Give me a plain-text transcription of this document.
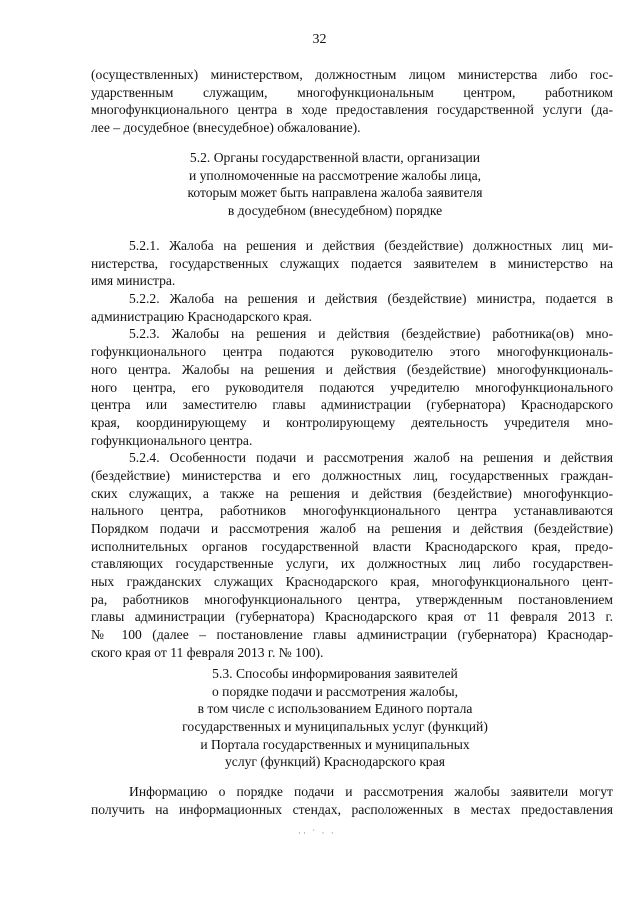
32
(осуществленных) министерством, должностным лицом министерства либо гос-
ударственным служащим, многофункциональным центром, работником
многофункционального центра в ходе предоставления государственной услуги (да-
лее – досудебное (внесудебное) обжалование).
5.2. Органы государственной власти, организации
и уполномоченные на рассмотрение жалобы лица,
которым может быть направлена жалоба заявителя
в досудебном (внесудебном) порядке
5.2.1. Жалоба на решения и действия (бездействие) должностных лиц ми-
нистерства, государственных служащих подается заявителем в министерство на
имя министра.
5.2.2. Жалоба на решения и действия (бездействие) министра, подается в
администрацию Краснодарского края.
5.2.3. Жалобы на решения и действия (бездействие) работника(ов) мно-
гофункционального центра подаются руководителю этого многофункциональ-
ного центра. Жалобы на решения и действия (бездействие) многофункциональ-
ного центра, его руководителя подаются учредителю многофункционального
центра или заместителю главы администрации (губернатора) Краснодарского
края, координирующему и контролирующему деятельность учредителя мно-
гофункционального центра.
5.2.4. Особенности подачи и рассмотрения жалоб на решения и действия
(бездействие) министерства и его должностных лиц, государственных граждан-
ских служащих, а также на решения и действия (бездействие) многофункцио-
нального центра, работников многофункционального центра устанавливаются
Порядком подачи и рассмотрения жалоб на решения и действия (бездействие)
исполнительных органов государственной власти Краснодарского края, предо-
ставляющих государственные услуги, их должностных лиц либо государствен-
ных гражданских служащих Краснодарского края, многофункционального цент-
ра, работников многофункционального центра, утвержденным постановлением
главы администрации (губернатора) Краснодарского края от 11 февраля 2013 г.
№ 100 (далее – постановление главы администрации (губернатора) Краснодар-
ского края от 11 февраля 2013 г. № 100).
5.3. Способы информирования заявителей
о порядке подачи и рассмотрения жалобы,
в том числе с использованием Единого портала
государственных и муниципальных услуг (функций)
и Портала государственных и муниципальных
услуг (функций) Краснодарского края
Информацию о порядке подачи и рассмотрения жалобы заявители могут
получить на информационных стендах, расположенных в местах предоставления
·· ˙ · ·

++++++++

• _Set exercise_
Each line that has the word "служащих" should be copied.

• _Result of this exercise_
нистерства, государственных служащих подается заявителем в министерство на
ских служащих, а также на решения и действия (бездействие) многофункцио-
ных гражданских служащих Краснодарского края, многофункционального цент-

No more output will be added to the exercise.